# [SUPPLIED RECORDS]
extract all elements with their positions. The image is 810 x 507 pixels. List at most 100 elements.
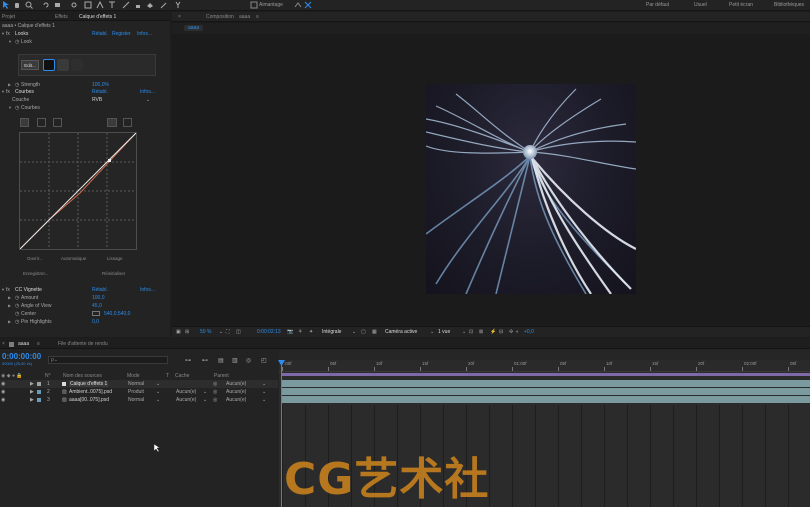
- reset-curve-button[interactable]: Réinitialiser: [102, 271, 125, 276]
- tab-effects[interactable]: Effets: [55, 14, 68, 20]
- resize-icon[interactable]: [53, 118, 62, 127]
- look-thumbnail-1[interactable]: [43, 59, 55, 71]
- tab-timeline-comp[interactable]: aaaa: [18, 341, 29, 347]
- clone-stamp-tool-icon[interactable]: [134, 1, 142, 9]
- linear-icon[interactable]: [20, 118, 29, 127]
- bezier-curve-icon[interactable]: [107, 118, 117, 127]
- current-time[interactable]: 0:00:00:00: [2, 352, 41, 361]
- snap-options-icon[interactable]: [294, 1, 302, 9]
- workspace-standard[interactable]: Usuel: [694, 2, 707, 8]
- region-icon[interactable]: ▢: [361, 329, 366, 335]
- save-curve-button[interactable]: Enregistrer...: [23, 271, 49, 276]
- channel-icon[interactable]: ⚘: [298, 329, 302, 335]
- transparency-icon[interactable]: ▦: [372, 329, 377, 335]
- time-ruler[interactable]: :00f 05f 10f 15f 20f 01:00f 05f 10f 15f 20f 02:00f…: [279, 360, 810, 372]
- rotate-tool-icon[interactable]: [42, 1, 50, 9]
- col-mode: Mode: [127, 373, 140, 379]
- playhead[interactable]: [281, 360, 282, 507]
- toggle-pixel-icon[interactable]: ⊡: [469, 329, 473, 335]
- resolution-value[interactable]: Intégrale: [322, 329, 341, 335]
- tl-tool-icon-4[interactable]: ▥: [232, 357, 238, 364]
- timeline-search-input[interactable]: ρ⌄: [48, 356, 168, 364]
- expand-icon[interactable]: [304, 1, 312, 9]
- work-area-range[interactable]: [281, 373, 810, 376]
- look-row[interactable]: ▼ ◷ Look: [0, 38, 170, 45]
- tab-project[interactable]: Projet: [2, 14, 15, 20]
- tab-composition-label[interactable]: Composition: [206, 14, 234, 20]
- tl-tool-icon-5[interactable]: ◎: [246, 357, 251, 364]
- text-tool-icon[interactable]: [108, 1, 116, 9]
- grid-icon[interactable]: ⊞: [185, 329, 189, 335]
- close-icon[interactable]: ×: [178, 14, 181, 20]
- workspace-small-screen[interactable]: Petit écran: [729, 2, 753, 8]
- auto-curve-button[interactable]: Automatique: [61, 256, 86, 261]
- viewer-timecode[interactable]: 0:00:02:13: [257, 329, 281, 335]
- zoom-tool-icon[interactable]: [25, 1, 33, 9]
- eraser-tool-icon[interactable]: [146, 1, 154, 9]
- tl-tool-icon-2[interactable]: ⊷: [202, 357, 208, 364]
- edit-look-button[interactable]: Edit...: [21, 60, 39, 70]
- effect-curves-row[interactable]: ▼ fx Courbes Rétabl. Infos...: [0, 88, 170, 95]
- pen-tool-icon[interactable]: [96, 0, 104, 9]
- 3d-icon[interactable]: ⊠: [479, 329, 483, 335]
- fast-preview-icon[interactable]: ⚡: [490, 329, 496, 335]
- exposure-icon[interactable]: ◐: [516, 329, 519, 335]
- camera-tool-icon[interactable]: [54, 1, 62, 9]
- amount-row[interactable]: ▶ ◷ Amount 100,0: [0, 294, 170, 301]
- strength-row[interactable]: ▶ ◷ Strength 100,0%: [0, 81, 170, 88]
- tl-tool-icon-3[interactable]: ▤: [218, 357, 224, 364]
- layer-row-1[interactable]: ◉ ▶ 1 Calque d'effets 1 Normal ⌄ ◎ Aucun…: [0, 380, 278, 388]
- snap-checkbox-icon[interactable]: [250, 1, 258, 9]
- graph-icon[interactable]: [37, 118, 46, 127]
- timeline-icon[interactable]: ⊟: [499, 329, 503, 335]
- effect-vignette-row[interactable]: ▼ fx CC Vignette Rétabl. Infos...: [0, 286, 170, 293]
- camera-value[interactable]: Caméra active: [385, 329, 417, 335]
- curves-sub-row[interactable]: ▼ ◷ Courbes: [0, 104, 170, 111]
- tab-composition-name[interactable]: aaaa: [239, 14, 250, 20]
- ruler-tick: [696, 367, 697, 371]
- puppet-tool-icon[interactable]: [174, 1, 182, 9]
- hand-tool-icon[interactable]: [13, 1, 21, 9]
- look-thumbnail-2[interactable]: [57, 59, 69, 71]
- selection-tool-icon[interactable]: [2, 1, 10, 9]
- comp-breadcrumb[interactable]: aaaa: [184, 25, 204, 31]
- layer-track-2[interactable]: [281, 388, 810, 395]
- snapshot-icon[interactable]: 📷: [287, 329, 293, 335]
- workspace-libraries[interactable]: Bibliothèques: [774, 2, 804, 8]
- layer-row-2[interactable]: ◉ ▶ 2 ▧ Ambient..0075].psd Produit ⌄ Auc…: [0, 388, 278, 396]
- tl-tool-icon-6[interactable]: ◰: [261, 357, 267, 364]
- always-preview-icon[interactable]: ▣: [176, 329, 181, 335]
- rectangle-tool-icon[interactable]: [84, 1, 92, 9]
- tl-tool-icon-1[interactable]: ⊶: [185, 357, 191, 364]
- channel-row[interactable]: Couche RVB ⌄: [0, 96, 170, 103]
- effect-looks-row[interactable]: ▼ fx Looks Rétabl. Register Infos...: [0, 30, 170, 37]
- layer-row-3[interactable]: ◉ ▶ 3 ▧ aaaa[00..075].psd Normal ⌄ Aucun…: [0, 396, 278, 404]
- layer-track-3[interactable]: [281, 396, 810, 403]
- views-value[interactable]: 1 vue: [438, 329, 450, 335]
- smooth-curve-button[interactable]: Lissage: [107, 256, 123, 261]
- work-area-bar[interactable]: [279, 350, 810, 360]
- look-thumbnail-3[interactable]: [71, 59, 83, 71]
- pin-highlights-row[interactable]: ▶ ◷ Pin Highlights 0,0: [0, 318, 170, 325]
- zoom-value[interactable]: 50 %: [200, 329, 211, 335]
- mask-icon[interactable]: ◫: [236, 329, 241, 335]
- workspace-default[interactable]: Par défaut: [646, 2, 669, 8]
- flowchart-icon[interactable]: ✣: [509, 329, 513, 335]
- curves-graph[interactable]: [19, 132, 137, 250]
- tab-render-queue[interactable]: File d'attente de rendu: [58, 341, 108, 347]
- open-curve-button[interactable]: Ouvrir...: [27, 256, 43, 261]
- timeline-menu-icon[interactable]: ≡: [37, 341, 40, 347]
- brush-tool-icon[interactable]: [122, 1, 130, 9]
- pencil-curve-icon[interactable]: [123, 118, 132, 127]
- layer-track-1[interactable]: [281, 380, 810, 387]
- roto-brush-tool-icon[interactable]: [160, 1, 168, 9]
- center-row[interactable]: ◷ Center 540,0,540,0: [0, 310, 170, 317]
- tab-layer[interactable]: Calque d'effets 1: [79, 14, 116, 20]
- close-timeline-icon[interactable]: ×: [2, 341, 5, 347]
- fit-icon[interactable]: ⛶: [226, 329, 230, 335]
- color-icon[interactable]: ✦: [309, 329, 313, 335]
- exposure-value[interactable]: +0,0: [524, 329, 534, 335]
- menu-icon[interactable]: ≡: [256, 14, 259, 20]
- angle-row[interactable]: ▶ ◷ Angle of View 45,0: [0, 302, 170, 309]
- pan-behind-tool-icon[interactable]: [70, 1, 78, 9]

# [WORK TO BE COMPLETED]
Can you reproduce the records above word for word, leaving out the picture?

# [EXERCISE ANSWER]
extract all elements with their positions. The image is 810 x 507 pixels. List at most 100 elements.
- reset-curve-button[interactable]: Réinitialiser: [102, 271, 125, 276]
- tab-effects[interactable]: Effets: [55, 14, 68, 20]
- resize-icon[interactable]: [53, 118, 62, 127]
- look-thumbnail-1[interactable]: [43, 59, 55, 71]
- tab-timeline-comp[interactable]: aaaa: [18, 341, 29, 347]
- clone-stamp-tool-icon[interactable]: [134, 1, 142, 9]
- linear-icon[interactable]: [20, 118, 29, 127]
- bezier-curve-icon[interactable]: [107, 118, 117, 127]
- current-time[interactable]: 0:00:00:00: [2, 352, 41, 361]
- snap-options-icon[interactable]: [294, 1, 302, 9]
- workspace-standard[interactable]: Usuel: [694, 2, 707, 8]
- region-icon[interactable]: ▢: [361, 329, 366, 335]
- save-curve-button[interactable]: Enregistrer...: [23, 271, 49, 276]
- channel-icon[interactable]: ⚘: [298, 329, 302, 335]
- transparency-icon[interactable]: ▦: [372, 329, 377, 335]
- time-ruler[interactable]: :00f 05f 10f 15f 20f 01:00f 05f 10f 15f 20f 02:00f…: [279, 360, 810, 372]
- rotate-tool-icon[interactable]: [42, 1, 50, 9]
- col-mode: Mode: [127, 373, 140, 379]
- playhead[interactable]: [281, 360, 282, 507]
- toggle-pixel-icon[interactable]: ⊡: [469, 329, 473, 335]
- resolution-value[interactable]: Intégrale: [322, 329, 341, 335]
- tl-tool-icon-4[interactable]: ▥: [232, 357, 238, 364]
- timeline-search-input[interactable]: ρ⌄: [48, 356, 168, 364]
- expand-icon[interactable]: [304, 1, 312, 9]
- work-area-range[interactable]: [281, 373, 810, 376]
- look-row[interactable]: ▼ ◷ Look: [0, 38, 170, 45]
- tab-project[interactable]: Projet: [2, 14, 15, 20]
- tab-composition-label[interactable]: Composition: [206, 14, 234, 20]
- tl-tool-icon-5[interactable]: ◎: [246, 357, 251, 364]
- text-tool-icon[interactable]: [108, 1, 116, 9]
- grid-icon[interactable]: ⊞: [185, 329, 189, 335]
- close-icon[interactable]: ×: [178, 14, 181, 20]
- workspace-small-screen[interactable]: Petit écran: [729, 2, 753, 8]
- auto-curve-button[interactable]: Automatique: [61, 256, 86, 261]
- viewer-timecode[interactable]: 0:00:02:13: [257, 329, 281, 335]
- zoom-tool-icon[interactable]: [25, 1, 33, 9]
- eraser-tool-icon[interactable]: [146, 1, 154, 9]
- tl-tool-icon-2[interactable]: ⊷: [202, 357, 208, 364]
- edit-look-button[interactable]: Edit...: [21, 60, 39, 70]
- effect-curves-row[interactable]: ▼ fx Courbes Rétabl. Infos...: [0, 88, 170, 95]
- pen-tool-icon[interactable]: [96, 0, 104, 9]
- 3d-icon[interactable]: ⊠: [479, 329, 483, 335]
- fast-preview-icon[interactable]: ⚡: [490, 329, 496, 335]
- exposure-icon[interactable]: ◐: [516, 329, 519, 335]
- camera-tool-icon[interactable]: [54, 1, 62, 9]
- amount-row[interactable]: ▶ ◷ Amount 100,0: [0, 294, 170, 301]
- strength-row[interactable]: ▶ ◷ Strength 100,0%: [0, 81, 170, 88]
- tl-tool-icon-3[interactable]: ▤: [218, 357, 224, 364]
- layer-row-1[interactable]: ◉ ▶ 1 Calque d'effets 1 Normal ⌄ ◎ Aucun…: [0, 380, 278, 388]
- snap-checkbox-icon[interactable]: [250, 1, 258, 9]
- graph-icon[interactable]: [37, 118, 46, 127]
- timeline-icon[interactable]: ⊟: [499, 329, 503, 335]
- effect-vignette-row[interactable]: ▼ fx CC Vignette Rétabl. Infos...: [0, 286, 170, 293]
- camera-value[interactable]: Caméra active: [385, 329, 417, 335]
- curves-sub-row[interactable]: ▼ ◷ Courbes: [0, 104, 170, 111]
- tab-composition-name[interactable]: aaaa: [239, 14, 250, 20]
- ruler-tick: [696, 367, 697, 371]
- puppet-tool-icon[interactable]: [174, 1, 182, 9]
- hand-tool-icon[interactable]: [13, 1, 21, 9]
- look-thumbnail-2[interactable]: [57, 59, 69, 71]
- selection-tool-icon[interactable]: [2, 1, 10, 9]
- comp-breadcrumb[interactable]: aaaa: [184, 25, 204, 31]
- layer-track-2[interactable]: [281, 388, 810, 395]
- snapshot-icon[interactable]: 📷: [287, 329, 293, 335]
- workspace-libraries[interactable]: Bibliothèques: [774, 2, 804, 8]
- layer-row-2[interactable]: ◉ ▶ 2 ▧ Ambient..0075].psd Produit ⌄ Auc…: [0, 388, 278, 396]
- tl-tool-icon-6[interactable]: ◰: [261, 357, 267, 364]
- always-preview-icon[interactable]: ▣: [176, 329, 181, 335]
- rectangle-tool-icon[interactable]: [84, 1, 92, 9]
- tl-tool-icon-1[interactable]: ⊶: [185, 357, 191, 364]
- channel-row[interactable]: Couche RVB ⌄: [0, 96, 170, 103]
- effect-looks-row[interactable]: ▼ fx Looks Rétabl. Register Infos...: [0, 30, 170, 37]
- layer-row-3[interactable]: ◉ ▶ 3 ▧ aaaa[00..075].psd Normal ⌄ Aucun…: [0, 396, 278, 404]
- layer-track-3[interactable]: [281, 396, 810, 403]
- views-value[interactable]: 1 vue: [438, 329, 450, 335]
- smooth-curve-button[interactable]: Lissage: [107, 256, 123, 261]
- work-area-bar[interactable]: [279, 350, 810, 360]
- look-thumbnail-3[interactable]: [71, 59, 83, 71]
- pin-highlights-row[interactable]: ▶ ◷ Pin Highlights 0,0: [0, 318, 170, 325]
- zoom-value[interactable]: 50 %: [200, 329, 211, 335]
- mask-icon[interactable]: ◫: [236, 329, 241, 335]
- workspace-default[interactable]: Par défaut: [646, 2, 669, 8]
- flowchart-icon[interactable]: ✣: [509, 329, 513, 335]
- curves-graph[interactable]: [19, 132, 137, 250]
- tab-render-queue[interactable]: File d'attente de rendu: [58, 341, 108, 347]
- open-curve-button[interactable]: Ouvrir...: [27, 256, 43, 261]
- timeline-menu-icon[interactable]: ≡: [37, 341, 40, 347]
- brush-tool-icon[interactable]: [122, 1, 130, 9]
- pencil-curve-icon[interactable]: [123, 118, 132, 127]
- layer-track-1[interactable]: [281, 380, 810, 387]
- roto-brush-tool-icon[interactable]: [160, 1, 168, 9]
- center-row[interactable]: ◷ Center 540,0,540,0: [0, 310, 170, 317]
- tab-layer[interactable]: Calque d'effets 1: [79, 14, 116, 20]
- close-timeline-icon[interactable]: ×: [2, 341, 5, 347]
- fit-icon[interactable]: ⛶: [226, 329, 230, 335]
- color-icon[interactable]: ✦: [309, 329, 313, 335]
- exposure-value[interactable]: +0,0: [524, 329, 534, 335]
- menu-icon[interactable]: ≡: [256, 14, 259, 20]
- angle-row[interactable]: ▶ ◷ Angle of View 45,0: [0, 302, 170, 309]
- pan-behind-tool-icon[interactable]: [70, 1, 78, 9]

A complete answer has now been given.